### Task directions
Give the data below again exactly as written, without its pictures.

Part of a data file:
— Begin —

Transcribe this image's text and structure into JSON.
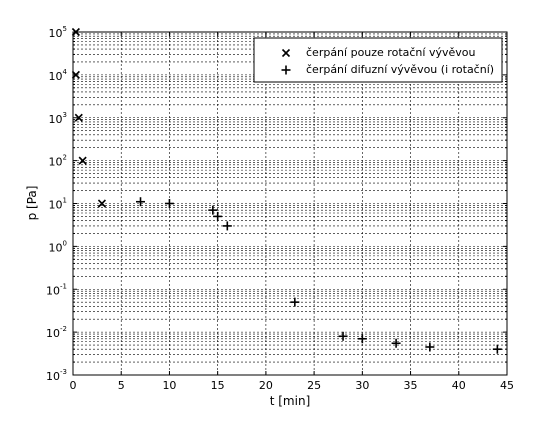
{
  "chart_data": {
    "type": "scatter",
    "title": "",
    "xlabel": "t [min]",
    "ylabel": "p [Pa]",
    "xlim": [
      0,
      45
    ],
    "ylim": [
      0.001,
      100000
    ],
    "yscale": "log",
    "grid": true,
    "grid_style": "dashed, major and minor on y, major on x",
    "legend_position": "top-right",
    "xticks": [
      0,
      5,
      10,
      15,
      20,
      25,
      30,
      35,
      40,
      45
    ],
    "xtick_labels": [
      "0",
      "5",
      "10",
      "15",
      "20",
      "25",
      "30",
      "35",
      "40",
      "45"
    ],
    "yticks": [
      {
        "value": 0.001,
        "base": "10",
        "exp": "-3"
      },
      {
        "value": 0.01,
        "base": "10",
        "exp": "-2"
      },
      {
        "value": 0.1,
        "base": "10",
        "exp": "-1"
      },
      {
        "value": 1,
        "base": "10",
        "exp": "0"
      },
      {
        "value": 10,
        "base": "10",
        "exp": "1"
      },
      {
        "value": 100,
        "base": "10",
        "exp": "2"
      },
      {
        "value": 1000,
        "base": "10",
        "exp": "3"
      },
      {
        "value": 10000,
        "base": "10",
        "exp": "4"
      },
      {
        "value": 100000,
        "base": "10",
        "exp": "5"
      }
    ],
    "series": [
      {
        "name": "čerpání pouze rotační vývěvou",
        "marker": "x",
        "color": "#000000",
        "x": [
          0.3,
          0.3,
          0.6,
          1.0,
          3.0
        ],
        "y": [
          100000,
          10000,
          1000,
          100,
          10
        ]
      },
      {
        "name": "čerpání difuzní vývěvou (i rotační)",
        "marker": "+",
        "color": "#000000",
        "x": [
          7.0,
          10.0,
          14.5,
          15.0,
          16.0,
          23.0,
          28.0,
          30.0,
          33.5,
          37.0,
          44.0
        ],
        "y": [
          11,
          10,
          7,
          5,
          3,
          0.05,
          0.008,
          0.007,
          0.0055,
          0.0045,
          0.004
        ]
      }
    ]
  }
}
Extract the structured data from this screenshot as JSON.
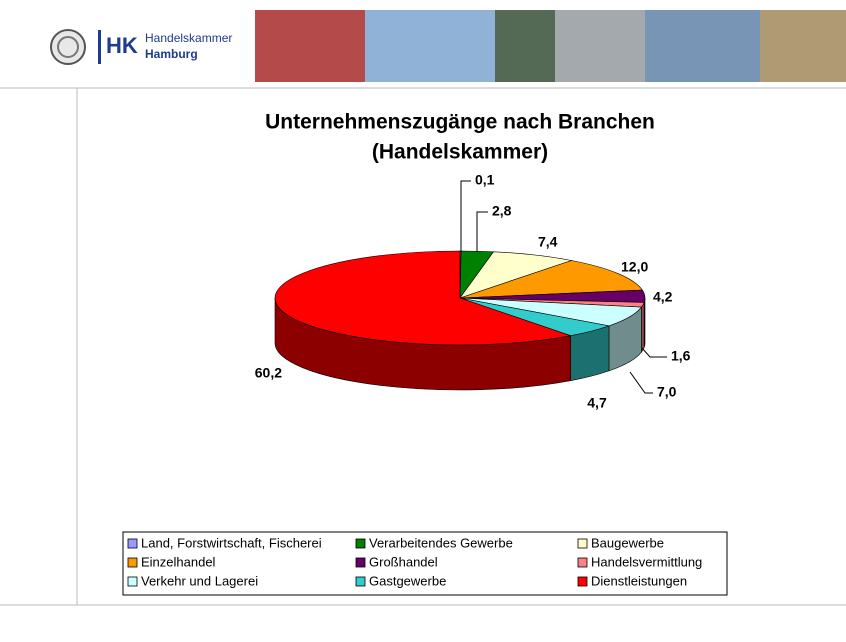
{
  "header": {
    "logo_abbr": "HK",
    "name_line1": "Handelskammer",
    "name_line2": "Hamburg"
  },
  "chart_data": {
    "type": "pie3d",
    "title": [
      "Unternehmenszugänge nach Branchen",
      "(Handelskammer)"
    ],
    "categories": [
      "Land, Forstwirtschaft, Fischerei",
      "Verarbeitendes Gewerbe",
      "Baugewerbe",
      "Einzelhandel",
      "Großhandel",
      "Handelsvermittlung",
      "Verkehr und Lagerei",
      "Gastgewerbe",
      "Dienstleistungen"
    ],
    "values": [
      0.1,
      2.8,
      7.4,
      12.0,
      4.2,
      1.6,
      7.0,
      4.7,
      60.2
    ],
    "value_labels": [
      "0,1",
      "2,8",
      "7,4",
      "12,0",
      "4,2",
      "1,6",
      "7,0",
      "4,7",
      "60,2"
    ],
    "colors": [
      "#9999ff",
      "#008000",
      "#ffffcc",
      "#ff9900",
      "#660066",
      "#ff8080",
      "#ccffff",
      "#33cccc",
      "#ff0000"
    ],
    "legend": "bottom"
  }
}
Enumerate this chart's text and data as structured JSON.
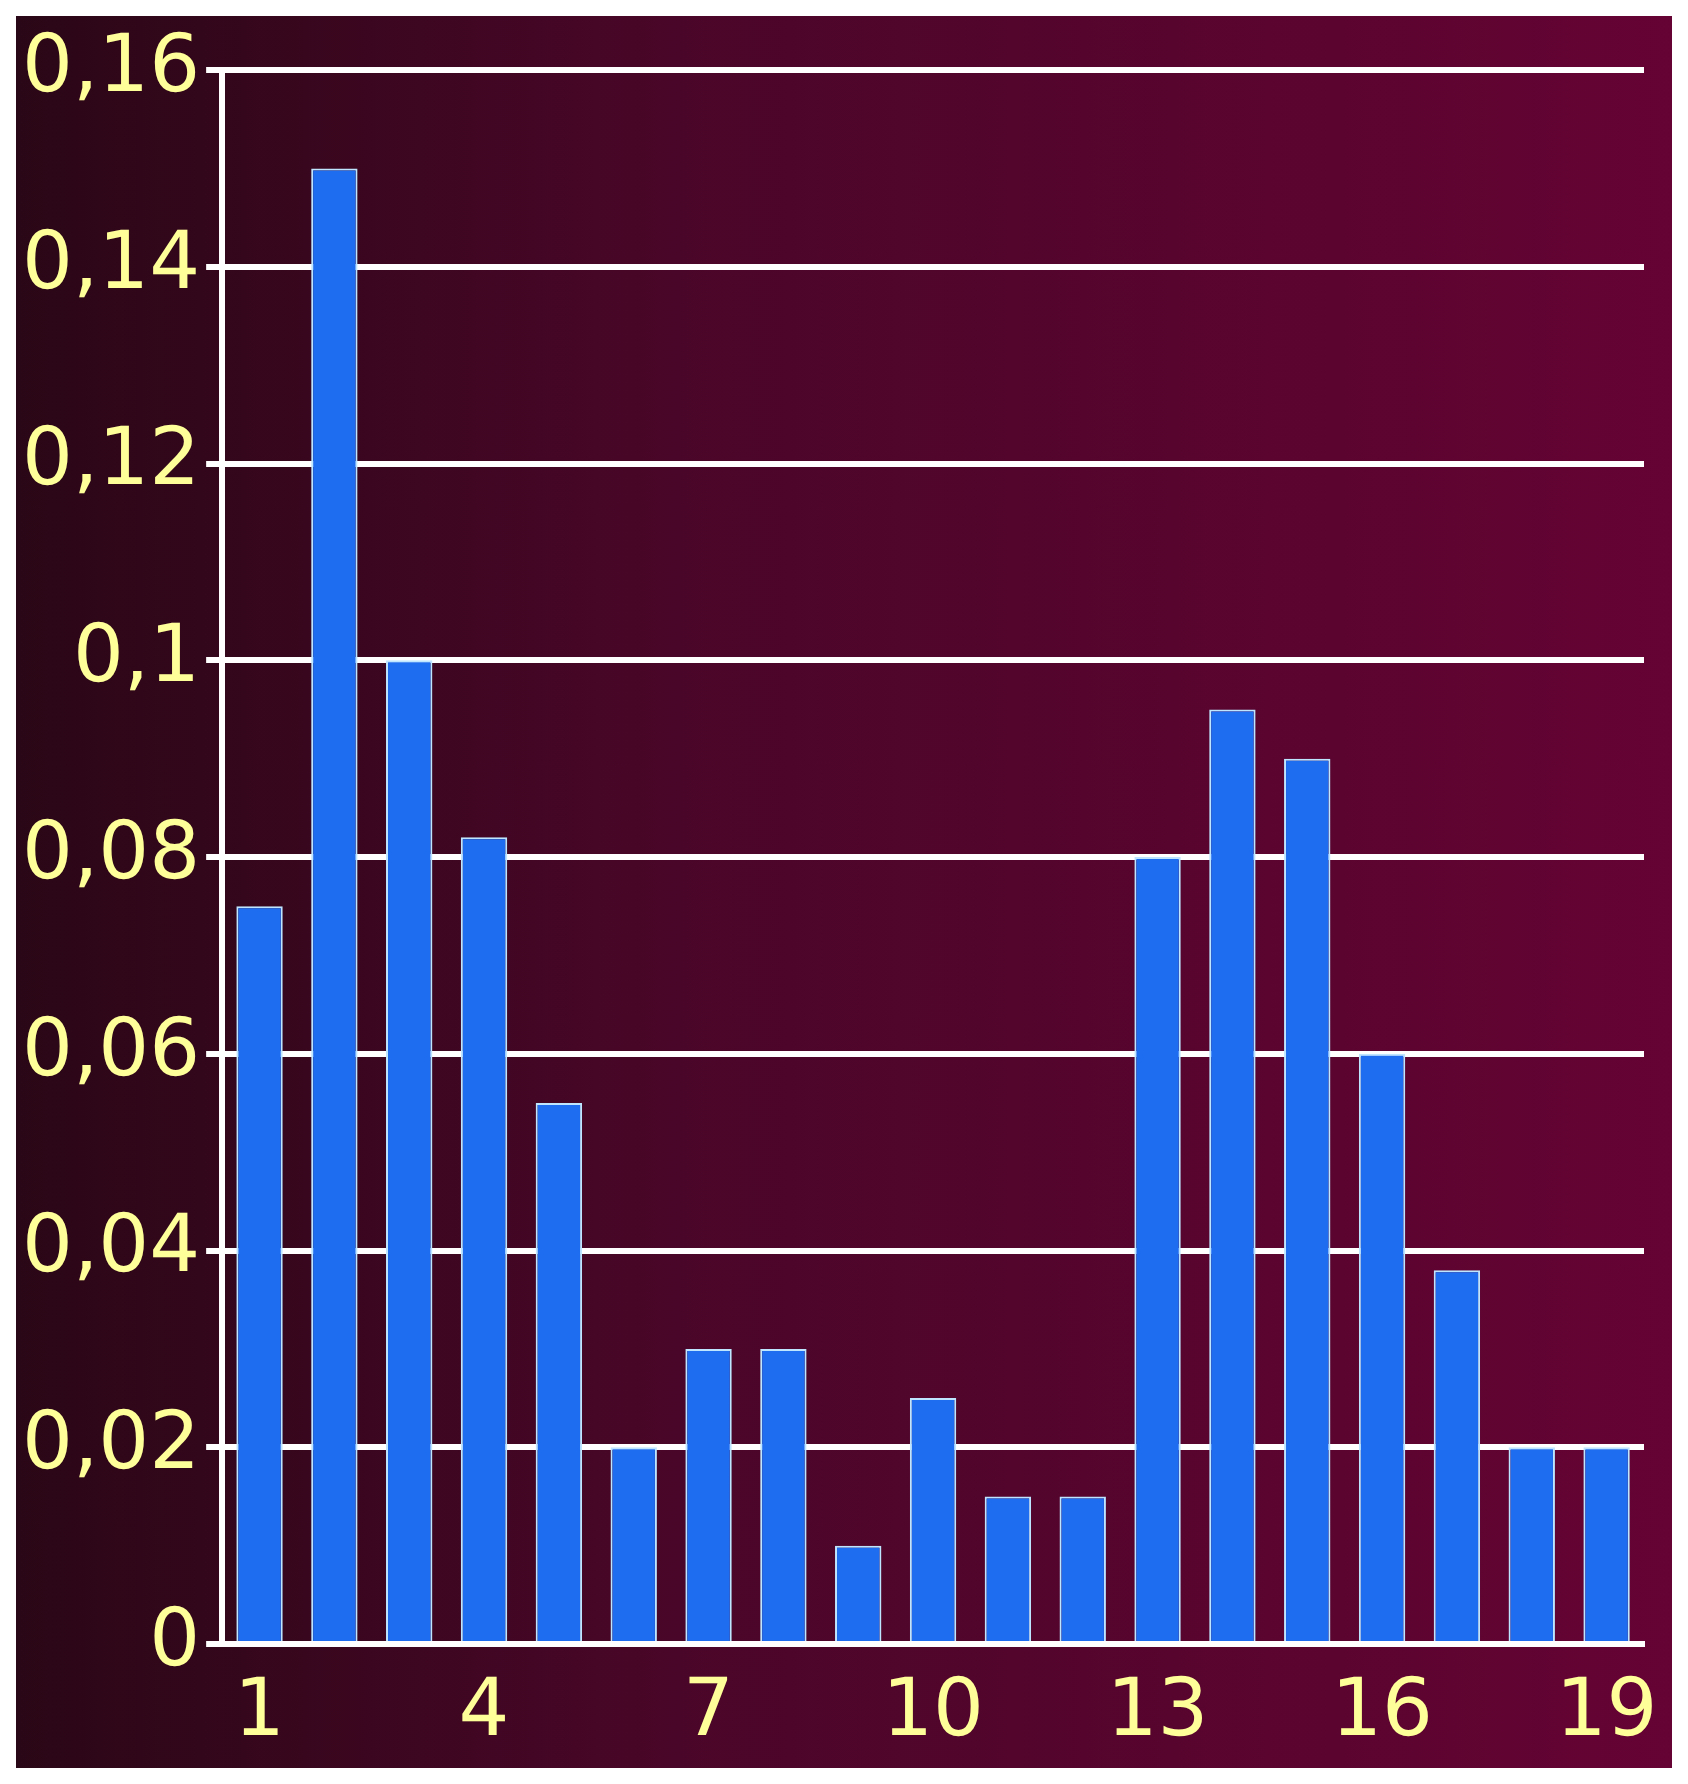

— End —

### Exercise solution
Transcribe this image's text and structure into JSON.
{
  "chart_data": {
    "type": "scatter",
    "title": "",
    "xlabel": "t [min]",
    "ylabel": "p [Pa]",
    "xlim": [
      0,
      45
    ],
    "ylim": [
      0.001,
      100000
    ],
    "yscale": "log",
    "grid": true,
    "grid_style": "dashed, major and minor on y, major on x",
    "legend_position": "top-right",
    "xticks": [
      0,
      5,
      10,
      15,
      20,
      25,
      30,
      35,
      40,
      45
    ],
    "xtick_labels": [
      "0",
      "5",
      "10",
      "15",
      "20",
      "25",
      "30",
      "35",
      "40",
      "45"
    ],
    "yticks": [
      {
        "value": 0.001,
        "base": "10",
        "exp": "-3"
      },
      {
        "value": 0.01,
        "base": "10",
        "exp": "-2"
      },
      {
        "value": 0.1,
        "base": "10",
        "exp": "-1"
      },
      {
        "value": 1,
        "base": "10",
        "exp": "0"
      },
      {
        "value": 10,
        "base": "10",
        "exp": "1"
      },
      {
        "value": 100,
        "base": "10",
        "exp": "2"
      },
      {
        "value": 1000,
        "base": "10",
        "exp": "3"
      },
      {
        "value": 10000,
        "base": "10",
        "exp": "4"
      },
      {
        "value": 100000,
        "base": "10",
        "exp": "5"
      }
    ],
    "series": [
      {
        "name": "čerpání pouze rotační vývěvou",
        "marker": "x",
        "color": "#000000",
        "x": [
          0.3,
          0.3,
          0.6,
          1.0,
          3.0
        ],
        "y": [
          100000,
          10000,
          1000,
          100,
          10
        ]
      },
      {
        "name": "čerpání difuzní vývěvou (i rotační)",
        "marker": "+",
        "color": "#000000",
        "x": [
          7.0,
          10.0,
          14.5,
          15.0,
          16.0,
          23.0,
          28.0,
          30.0,
          33.5,
          37.0,
          44.0
        ],
        "y": [
          11,
          10,
          7,
          5,
          3,
          0.05,
          0.008,
          0.007,
          0.0055,
          0.0045,
          0.004
        ]
      }
    ]
  }
}
Extract the structured data from this screenshot as JSON.
{
  "header": {
    "logo_abbr": "HK",
    "name_line1": "Handelskammer",
    "name_line2": "Hamburg"
  },
  "chart_data": {
    "type": "pie3d",
    "title": [
      "Unternehmenszugänge nach Branchen",
      "(Handelskammer)"
    ],
    "categories": [
      "Land, Forstwirtschaft, Fischerei",
      "Verarbeitendes Gewerbe",
      "Baugewerbe",
      "Einzelhandel",
      "Großhandel",
      "Handelsvermittlung",
      "Verkehr und Lagerei",
      "Gastgewerbe",
      "Dienstleistungen"
    ],
    "values": [
      0.1,
      2.8,
      7.4,
      12.0,
      4.2,
      1.6,
      7.0,
      4.7,
      60.2
    ],
    "value_labels": [
      "0,1",
      "2,8",
      "7,4",
      "12,0",
      "4,2",
      "1,6",
      "7,0",
      "4,7",
      "60,2"
    ],
    "colors": [
      "#9999ff",
      "#008000",
      "#ffffcc",
      "#ff9900",
      "#660066",
      "#ff8080",
      "#ccffff",
      "#33cccc",
      "#ff0000"
    ],
    "legend": "bottom"
  }
}
Enumerate this chart's text and data as structured JSON.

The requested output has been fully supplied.